::: Stored data

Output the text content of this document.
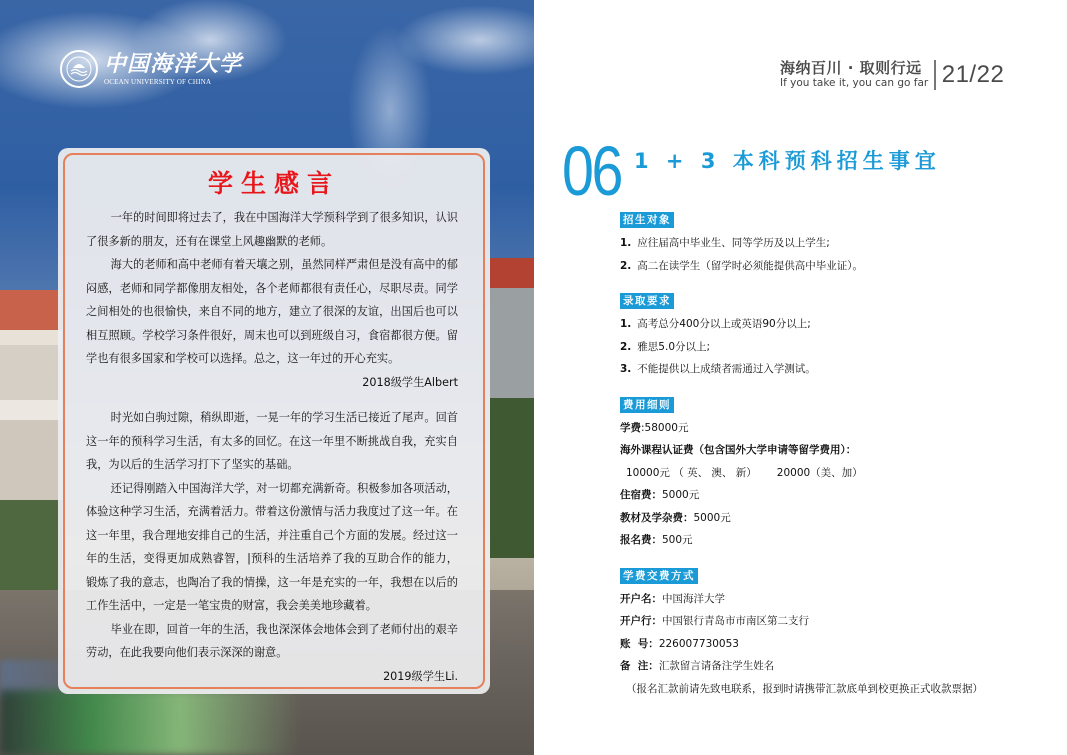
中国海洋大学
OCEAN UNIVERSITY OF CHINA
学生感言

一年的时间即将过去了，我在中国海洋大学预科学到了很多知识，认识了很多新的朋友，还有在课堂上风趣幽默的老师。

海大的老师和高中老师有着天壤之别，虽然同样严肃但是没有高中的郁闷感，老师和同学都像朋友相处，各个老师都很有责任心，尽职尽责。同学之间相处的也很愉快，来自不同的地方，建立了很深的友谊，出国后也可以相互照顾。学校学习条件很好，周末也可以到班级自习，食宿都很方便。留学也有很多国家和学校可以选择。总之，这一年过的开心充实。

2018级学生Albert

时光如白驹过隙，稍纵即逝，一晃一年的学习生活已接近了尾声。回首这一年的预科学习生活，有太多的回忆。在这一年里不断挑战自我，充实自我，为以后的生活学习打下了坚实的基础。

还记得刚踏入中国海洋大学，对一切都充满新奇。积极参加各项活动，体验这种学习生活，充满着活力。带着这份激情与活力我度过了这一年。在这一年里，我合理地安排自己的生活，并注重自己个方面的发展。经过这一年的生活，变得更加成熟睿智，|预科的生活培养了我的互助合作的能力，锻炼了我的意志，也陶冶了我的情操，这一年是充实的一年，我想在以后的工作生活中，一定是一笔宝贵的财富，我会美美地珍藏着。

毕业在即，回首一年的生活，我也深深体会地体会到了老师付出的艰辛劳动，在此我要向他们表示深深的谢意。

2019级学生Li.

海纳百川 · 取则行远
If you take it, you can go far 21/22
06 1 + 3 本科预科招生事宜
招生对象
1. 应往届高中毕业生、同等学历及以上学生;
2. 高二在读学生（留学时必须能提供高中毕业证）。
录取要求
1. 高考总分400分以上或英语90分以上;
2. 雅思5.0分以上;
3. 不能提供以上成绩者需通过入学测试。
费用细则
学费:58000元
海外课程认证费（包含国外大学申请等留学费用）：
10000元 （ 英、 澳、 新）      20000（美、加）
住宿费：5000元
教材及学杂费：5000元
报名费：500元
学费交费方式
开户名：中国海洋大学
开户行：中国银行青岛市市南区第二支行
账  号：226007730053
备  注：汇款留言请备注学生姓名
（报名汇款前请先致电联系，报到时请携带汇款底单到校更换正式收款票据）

::::::
::: Stored data

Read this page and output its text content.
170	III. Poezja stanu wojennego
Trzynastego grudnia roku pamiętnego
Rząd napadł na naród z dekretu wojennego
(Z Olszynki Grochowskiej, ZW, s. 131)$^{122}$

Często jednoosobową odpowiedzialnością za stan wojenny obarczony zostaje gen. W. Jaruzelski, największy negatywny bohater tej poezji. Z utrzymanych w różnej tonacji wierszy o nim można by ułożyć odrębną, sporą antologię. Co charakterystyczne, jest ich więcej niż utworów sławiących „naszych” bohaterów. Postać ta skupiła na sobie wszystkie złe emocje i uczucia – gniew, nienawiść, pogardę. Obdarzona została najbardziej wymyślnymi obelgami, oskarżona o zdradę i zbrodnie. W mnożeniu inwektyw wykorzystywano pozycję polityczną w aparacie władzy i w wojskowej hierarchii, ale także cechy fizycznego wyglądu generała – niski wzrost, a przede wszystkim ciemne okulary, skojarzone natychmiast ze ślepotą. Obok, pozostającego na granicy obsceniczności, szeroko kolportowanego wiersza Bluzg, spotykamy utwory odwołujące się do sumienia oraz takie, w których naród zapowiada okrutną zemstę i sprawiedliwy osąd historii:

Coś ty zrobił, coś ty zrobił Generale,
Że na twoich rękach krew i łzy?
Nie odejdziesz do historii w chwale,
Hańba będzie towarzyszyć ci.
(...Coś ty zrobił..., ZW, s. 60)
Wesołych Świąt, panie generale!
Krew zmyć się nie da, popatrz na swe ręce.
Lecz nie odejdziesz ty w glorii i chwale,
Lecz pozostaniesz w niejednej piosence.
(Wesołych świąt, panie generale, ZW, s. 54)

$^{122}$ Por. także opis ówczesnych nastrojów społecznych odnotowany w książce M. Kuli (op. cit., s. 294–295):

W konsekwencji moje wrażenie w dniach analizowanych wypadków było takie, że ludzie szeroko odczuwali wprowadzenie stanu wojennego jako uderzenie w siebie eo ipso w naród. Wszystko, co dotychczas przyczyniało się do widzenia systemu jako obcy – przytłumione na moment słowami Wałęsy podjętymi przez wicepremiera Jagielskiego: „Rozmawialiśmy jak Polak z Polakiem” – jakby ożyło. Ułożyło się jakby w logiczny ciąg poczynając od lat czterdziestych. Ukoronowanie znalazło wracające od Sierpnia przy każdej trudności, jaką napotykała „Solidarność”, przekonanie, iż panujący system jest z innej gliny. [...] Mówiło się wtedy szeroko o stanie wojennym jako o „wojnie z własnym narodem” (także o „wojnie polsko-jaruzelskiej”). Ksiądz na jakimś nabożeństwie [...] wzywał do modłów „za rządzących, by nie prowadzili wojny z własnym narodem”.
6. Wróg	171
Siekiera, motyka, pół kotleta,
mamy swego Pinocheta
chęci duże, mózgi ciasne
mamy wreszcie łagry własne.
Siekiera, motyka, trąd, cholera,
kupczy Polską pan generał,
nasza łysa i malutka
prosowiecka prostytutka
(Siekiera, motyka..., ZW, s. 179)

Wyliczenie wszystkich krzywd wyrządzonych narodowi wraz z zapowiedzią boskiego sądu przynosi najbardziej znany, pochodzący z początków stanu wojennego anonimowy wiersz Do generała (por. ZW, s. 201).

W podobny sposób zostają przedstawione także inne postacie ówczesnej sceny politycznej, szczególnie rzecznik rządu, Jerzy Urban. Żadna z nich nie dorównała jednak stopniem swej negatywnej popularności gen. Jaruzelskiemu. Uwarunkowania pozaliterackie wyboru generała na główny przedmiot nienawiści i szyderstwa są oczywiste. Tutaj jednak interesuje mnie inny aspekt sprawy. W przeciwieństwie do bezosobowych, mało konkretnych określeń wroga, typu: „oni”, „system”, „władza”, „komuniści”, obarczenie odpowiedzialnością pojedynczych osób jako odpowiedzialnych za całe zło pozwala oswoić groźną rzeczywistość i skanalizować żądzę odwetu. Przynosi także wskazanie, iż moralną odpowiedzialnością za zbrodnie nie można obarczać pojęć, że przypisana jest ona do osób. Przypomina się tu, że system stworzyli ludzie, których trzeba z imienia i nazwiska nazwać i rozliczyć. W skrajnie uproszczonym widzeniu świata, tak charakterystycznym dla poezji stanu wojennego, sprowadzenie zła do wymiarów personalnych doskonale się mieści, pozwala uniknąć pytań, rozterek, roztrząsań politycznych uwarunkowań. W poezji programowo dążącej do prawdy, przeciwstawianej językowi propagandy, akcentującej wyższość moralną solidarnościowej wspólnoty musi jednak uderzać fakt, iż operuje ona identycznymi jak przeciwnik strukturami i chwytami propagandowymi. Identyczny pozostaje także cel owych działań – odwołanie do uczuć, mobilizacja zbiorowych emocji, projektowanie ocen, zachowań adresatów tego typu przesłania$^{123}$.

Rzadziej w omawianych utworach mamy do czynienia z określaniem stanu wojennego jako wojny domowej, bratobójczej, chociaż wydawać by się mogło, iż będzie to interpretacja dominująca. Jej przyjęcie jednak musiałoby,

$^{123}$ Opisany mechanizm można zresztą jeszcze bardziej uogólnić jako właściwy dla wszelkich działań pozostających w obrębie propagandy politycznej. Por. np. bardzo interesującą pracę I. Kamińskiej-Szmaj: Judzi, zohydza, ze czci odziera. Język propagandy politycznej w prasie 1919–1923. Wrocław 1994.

::::::

▶ Problem details: Identify and extract each line of the listing that contains "będzie".

▶ Reply:
Hańba będzie towarzyszyć ci.
Rzadziej w omawianych utworach mamy do czynienia z określaniem stanu wojennego jako wojny domowej, bratobójczej, chociaż wydawać by się mogło, iż będzie to interpretacja dominująca. Jej przyjęcie jednak musiałoby,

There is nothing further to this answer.